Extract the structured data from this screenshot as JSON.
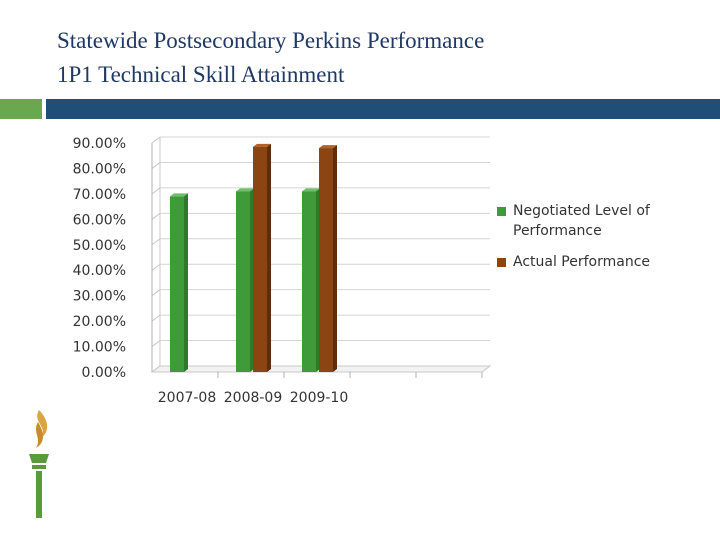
{
  "slide": {
    "title_line1": "Statewide Postsecondary Perkins Performance",
    "title_line2": "1P1 Technical Skill Attainment"
  },
  "colors": {
    "title": "#1f3864",
    "accent_green": "#6aa84f",
    "accent_blue": "#1f4e79",
    "series_negotiated": "#3f9a3a",
    "series_actual": "#8b4513"
  },
  "chart_data": {
    "type": "bar",
    "categories": [
      "2007-08",
      "2008-09",
      "2009-10"
    ],
    "series": [
      {
        "name": "Negotiated Level of Performance",
        "values": [
          69.0,
          71.0,
          71.0
        ],
        "color": "#3f9a3a"
      },
      {
        "name": "Actual Performance",
        "values": [
          null,
          88.5,
          88.0
        ],
        "color": "#8b4513"
      }
    ],
    "y_ticks": [
      "0.00%",
      "10.00%",
      "20.00%",
      "30.00%",
      "40.00%",
      "50.00%",
      "60.00%",
      "70.00%",
      "80.00%",
      "90.00%"
    ],
    "ylim": [
      0,
      90
    ],
    "grid": true,
    "legend_position": "right",
    "legend": [
      "Negotiated Level of Performance",
      "Actual Performance"
    ],
    "title": "",
    "xlabel": "",
    "ylabel": ""
  }
}
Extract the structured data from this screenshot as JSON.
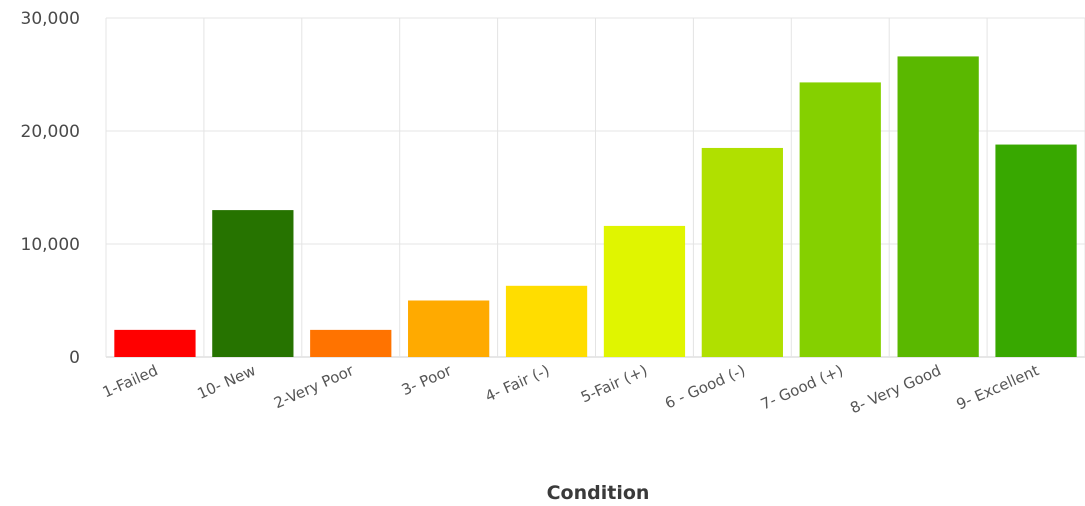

◆ **TASK GOAL**: Copy the whole listing above word for word but do not carry over the pictures.

◆ **TASK SOLUTION**:
Extract the structured data from this screenshot as JSON.
{
  "slide": {
    "title_line1": "Statewide Postsecondary Perkins Performance",
    "title_line2": "1P1 Technical Skill Attainment"
  },
  "colors": {
    "title": "#1f3864",
    "accent_green": "#6aa84f",
    "accent_blue": "#1f4e79",
    "series_negotiated": "#3f9a3a",
    "series_actual": "#8b4513"
  },
  "chart_data": {
    "type": "bar",
    "categories": [
      "2007-08",
      "2008-09",
      "2009-10"
    ],
    "series": [
      {
        "name": "Negotiated Level of Performance",
        "values": [
          69.0,
          71.0,
          71.0
        ],
        "color": "#3f9a3a"
      },
      {
        "name": "Actual Performance",
        "values": [
          null,
          88.5,
          88.0
        ],
        "color": "#8b4513"
      }
    ],
    "y_ticks": [
      "0.00%",
      "10.00%",
      "20.00%",
      "30.00%",
      "40.00%",
      "50.00%",
      "60.00%",
      "70.00%",
      "80.00%",
      "90.00%"
    ],
    "ylim": [
      0,
      90
    ],
    "grid": true,
    "legend_position": "right",
    "legend": [
      "Negotiated Level of Performance",
      "Actual Performance"
    ],
    "title": "",
    "xlabel": "",
    "ylabel": ""
  }
}
Extract the structured data from this screenshot as JSON.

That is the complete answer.